[Extracted records]
---------------

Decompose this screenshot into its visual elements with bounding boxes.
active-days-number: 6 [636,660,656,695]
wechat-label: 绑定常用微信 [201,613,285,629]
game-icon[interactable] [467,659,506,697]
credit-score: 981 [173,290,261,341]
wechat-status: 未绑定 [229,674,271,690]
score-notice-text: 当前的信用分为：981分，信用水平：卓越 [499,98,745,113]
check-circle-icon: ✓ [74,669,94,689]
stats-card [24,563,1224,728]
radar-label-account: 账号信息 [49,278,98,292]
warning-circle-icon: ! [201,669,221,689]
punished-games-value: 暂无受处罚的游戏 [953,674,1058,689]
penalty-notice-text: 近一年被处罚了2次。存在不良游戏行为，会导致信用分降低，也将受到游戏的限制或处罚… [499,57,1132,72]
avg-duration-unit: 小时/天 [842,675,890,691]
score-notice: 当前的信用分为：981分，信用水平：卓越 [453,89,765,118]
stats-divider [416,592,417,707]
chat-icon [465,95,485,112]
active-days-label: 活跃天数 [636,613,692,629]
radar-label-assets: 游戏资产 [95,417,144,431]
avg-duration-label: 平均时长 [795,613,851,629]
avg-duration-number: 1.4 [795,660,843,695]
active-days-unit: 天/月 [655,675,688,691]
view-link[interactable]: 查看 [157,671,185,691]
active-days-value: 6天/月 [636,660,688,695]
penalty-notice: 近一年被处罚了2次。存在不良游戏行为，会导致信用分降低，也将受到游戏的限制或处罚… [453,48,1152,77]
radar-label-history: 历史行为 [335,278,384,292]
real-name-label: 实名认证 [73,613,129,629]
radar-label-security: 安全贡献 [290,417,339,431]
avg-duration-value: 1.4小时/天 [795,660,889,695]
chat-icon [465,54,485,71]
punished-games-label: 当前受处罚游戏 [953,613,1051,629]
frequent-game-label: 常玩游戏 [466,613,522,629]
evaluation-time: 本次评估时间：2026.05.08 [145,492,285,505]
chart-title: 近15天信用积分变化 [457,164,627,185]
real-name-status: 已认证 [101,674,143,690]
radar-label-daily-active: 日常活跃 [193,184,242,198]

---------------

Reproduce the records word for word, starting at the first line and continuing through the line containing "view-link[interactable]: 查看 [157,671,185,691]". Include that line.

Output for this exercise:
Decompose this screenshot into its visual elements with bounding boxes.
active-days-number: 6 [636,660,656,695]
wechat-label: 绑定常用微信 [201,613,285,629]
game-icon[interactable] [467,659,506,697]
credit-score: 981 [173,290,261,341]
wechat-status: 未绑定 [229,674,271,690]
score-notice-text: 当前的信用分为：981分，信用水平：卓越 [499,98,745,113]
check-circle-icon: ✓ [74,669,94,689]
stats-card [24,563,1224,728]
radar-label-account: 账号信息 [49,278,98,292]
warning-circle-icon: ! [201,669,221,689]
punished-games-value: 暂无受处罚的游戏 [953,674,1058,689]
penalty-notice-text: 近一年被处罚了2次。存在不良游戏行为，会导致信用分降低，也将受到游戏的限制或处罚… [499,57,1132,72]
avg-duration-unit: 小时/天 [842,675,890,691]
score-notice: 当前的信用分为：981分，信用水平：卓越 [453,89,765,118]
stats-divider [416,592,417,707]
chat-icon [465,95,485,112]
active-days-label: 活跃天数 [636,613,692,629]
radar-label-assets: 游戏资产 [95,417,144,431]
avg-duration-label: 平均时长 [795,613,851,629]
avg-duration-number: 1.4 [795,660,843,695]
active-days-unit: 天/月 [655,675,688,691]
view-link[interactable]: 查看 [157,671,185,691]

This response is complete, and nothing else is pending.